» **Supplied data**
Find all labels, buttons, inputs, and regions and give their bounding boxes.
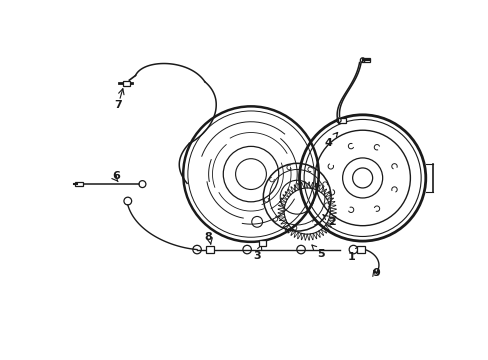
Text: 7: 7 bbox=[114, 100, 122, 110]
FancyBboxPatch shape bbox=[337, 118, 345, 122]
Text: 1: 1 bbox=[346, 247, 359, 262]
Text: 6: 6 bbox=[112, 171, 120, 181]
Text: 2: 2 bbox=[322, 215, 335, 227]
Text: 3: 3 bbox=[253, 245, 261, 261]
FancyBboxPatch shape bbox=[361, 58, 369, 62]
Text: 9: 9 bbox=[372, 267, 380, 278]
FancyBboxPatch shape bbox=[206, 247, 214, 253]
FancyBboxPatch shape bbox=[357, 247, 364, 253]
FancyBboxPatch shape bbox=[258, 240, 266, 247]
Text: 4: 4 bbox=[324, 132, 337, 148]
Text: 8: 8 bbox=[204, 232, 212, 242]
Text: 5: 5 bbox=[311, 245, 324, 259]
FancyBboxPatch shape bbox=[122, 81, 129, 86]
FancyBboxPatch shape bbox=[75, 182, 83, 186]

» **Written task**
Please copy the entry above line for line, leaving out the picture.

» **Task output**
Find all labels, buttons, inputs, and regions and give their bounding boxes.
Text: 7: 7 bbox=[114, 100, 122, 110]
FancyBboxPatch shape bbox=[337, 118, 345, 122]
Text: 1: 1 bbox=[346, 247, 359, 262]
Text: 6: 6 bbox=[112, 171, 120, 181]
Text: 2: 2 bbox=[322, 215, 335, 227]
Text: 3: 3 bbox=[253, 245, 261, 261]
FancyBboxPatch shape bbox=[361, 58, 369, 62]
Text: 9: 9 bbox=[372, 267, 380, 278]
FancyBboxPatch shape bbox=[206, 247, 214, 253]
FancyBboxPatch shape bbox=[357, 247, 364, 253]
FancyBboxPatch shape bbox=[258, 240, 266, 247]
Text: 4: 4 bbox=[324, 132, 337, 148]
Text: 8: 8 bbox=[204, 232, 212, 242]
Text: 5: 5 bbox=[311, 245, 324, 259]
FancyBboxPatch shape bbox=[122, 81, 129, 86]
FancyBboxPatch shape bbox=[75, 182, 83, 186]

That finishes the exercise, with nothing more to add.